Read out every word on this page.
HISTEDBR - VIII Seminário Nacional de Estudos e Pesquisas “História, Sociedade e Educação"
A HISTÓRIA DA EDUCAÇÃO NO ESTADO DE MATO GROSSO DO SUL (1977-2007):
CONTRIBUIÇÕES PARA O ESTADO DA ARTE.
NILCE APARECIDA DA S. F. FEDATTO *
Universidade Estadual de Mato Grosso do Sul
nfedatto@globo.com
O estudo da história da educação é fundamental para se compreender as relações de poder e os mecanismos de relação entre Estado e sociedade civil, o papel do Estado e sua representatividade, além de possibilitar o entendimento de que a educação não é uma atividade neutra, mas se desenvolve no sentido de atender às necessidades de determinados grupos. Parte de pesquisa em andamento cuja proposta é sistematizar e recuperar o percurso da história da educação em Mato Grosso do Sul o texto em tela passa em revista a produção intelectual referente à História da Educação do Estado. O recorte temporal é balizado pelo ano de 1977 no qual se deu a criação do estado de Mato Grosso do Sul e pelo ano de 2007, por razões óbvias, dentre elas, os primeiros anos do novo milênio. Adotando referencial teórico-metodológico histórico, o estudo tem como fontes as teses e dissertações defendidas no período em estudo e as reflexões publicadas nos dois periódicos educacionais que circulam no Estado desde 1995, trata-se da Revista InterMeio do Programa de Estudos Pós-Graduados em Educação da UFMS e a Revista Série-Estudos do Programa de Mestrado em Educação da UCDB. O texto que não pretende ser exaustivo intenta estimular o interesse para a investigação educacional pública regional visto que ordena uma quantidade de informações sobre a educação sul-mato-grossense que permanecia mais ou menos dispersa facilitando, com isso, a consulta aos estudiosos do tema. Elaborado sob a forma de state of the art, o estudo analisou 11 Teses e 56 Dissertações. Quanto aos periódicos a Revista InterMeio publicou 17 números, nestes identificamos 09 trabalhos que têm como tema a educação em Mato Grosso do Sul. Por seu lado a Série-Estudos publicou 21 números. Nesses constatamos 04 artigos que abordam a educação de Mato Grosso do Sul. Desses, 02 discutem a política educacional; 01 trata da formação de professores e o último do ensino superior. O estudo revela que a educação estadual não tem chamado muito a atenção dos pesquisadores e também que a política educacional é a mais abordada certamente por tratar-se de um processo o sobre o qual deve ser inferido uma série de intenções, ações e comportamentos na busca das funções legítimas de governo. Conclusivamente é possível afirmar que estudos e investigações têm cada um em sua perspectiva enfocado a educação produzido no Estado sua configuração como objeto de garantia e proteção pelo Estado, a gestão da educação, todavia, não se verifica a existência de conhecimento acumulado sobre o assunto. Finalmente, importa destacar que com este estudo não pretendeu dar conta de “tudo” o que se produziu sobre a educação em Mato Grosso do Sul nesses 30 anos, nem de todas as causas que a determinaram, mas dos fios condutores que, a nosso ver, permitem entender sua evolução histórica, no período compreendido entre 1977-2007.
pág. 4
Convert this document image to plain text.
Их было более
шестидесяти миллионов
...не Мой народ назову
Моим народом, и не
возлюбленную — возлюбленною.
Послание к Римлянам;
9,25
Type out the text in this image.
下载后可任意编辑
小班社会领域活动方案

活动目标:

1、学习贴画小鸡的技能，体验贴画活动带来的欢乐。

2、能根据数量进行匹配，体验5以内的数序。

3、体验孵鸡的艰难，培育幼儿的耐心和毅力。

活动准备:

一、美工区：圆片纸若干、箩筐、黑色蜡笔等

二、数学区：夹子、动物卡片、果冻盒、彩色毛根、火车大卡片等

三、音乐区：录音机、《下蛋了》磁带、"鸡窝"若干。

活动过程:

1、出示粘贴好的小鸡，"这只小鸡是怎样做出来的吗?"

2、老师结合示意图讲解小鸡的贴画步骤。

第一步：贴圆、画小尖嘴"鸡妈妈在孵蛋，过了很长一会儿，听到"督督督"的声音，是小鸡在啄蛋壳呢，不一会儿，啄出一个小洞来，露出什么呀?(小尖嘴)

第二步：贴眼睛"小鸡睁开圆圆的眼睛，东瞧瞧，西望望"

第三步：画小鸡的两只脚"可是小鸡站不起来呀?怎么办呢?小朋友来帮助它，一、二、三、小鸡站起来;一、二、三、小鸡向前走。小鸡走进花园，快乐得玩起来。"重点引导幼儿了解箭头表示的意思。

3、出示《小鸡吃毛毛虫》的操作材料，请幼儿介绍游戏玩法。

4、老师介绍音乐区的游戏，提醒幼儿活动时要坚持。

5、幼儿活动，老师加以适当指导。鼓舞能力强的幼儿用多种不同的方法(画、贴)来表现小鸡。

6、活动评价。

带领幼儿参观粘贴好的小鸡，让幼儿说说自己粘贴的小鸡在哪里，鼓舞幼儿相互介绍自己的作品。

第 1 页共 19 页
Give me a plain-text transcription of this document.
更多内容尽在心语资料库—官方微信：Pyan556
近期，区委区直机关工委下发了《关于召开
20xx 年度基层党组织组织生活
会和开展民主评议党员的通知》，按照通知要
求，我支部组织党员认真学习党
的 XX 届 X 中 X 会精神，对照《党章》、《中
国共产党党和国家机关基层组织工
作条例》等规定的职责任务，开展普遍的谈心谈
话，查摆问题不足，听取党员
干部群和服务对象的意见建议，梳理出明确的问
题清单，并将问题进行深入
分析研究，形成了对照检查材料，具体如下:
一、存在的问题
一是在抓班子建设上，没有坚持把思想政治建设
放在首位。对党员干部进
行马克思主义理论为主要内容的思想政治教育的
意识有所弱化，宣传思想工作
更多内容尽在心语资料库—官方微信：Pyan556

================================

Stated problem | Return every line from the one holding "Give me a plain-text" through the end of the data, exactly as it appears, with both ends kept and nothing else.

Output for this task |
Give me a plain-text transcription of this document.
更多内容尽在心语资料库—官方微信：Pyan556
近期，区委区直机关工委下发了《关于召开
20xx 年度基层党组织组织生活
会和开展民主评议党员的通知》，按照通知要
求，我支部组织党员认真学习党
的 XX 届 X 中 X 会精神，对照《党章》、《中
国共产党党和国家机关基层组织工
作条例》等规定的职责任务，开展普遍的谈心谈
话，查摆问题不足，听取党员
干部群和服务对象的意见建议，梳理出明确的问
题清单，并将问题进行深入
分析研究，形成了对照检查材料，具体如下:
一、存在的问题
一是在抓班子建设上，没有坚持把思想政治建设
放在首位。对党员干部进
行马克思主义理论为主要内容的思想政治教育的
意识有所弱化，宣传思想工作
更多内容尽在心语资料库—官方微信：Pyan556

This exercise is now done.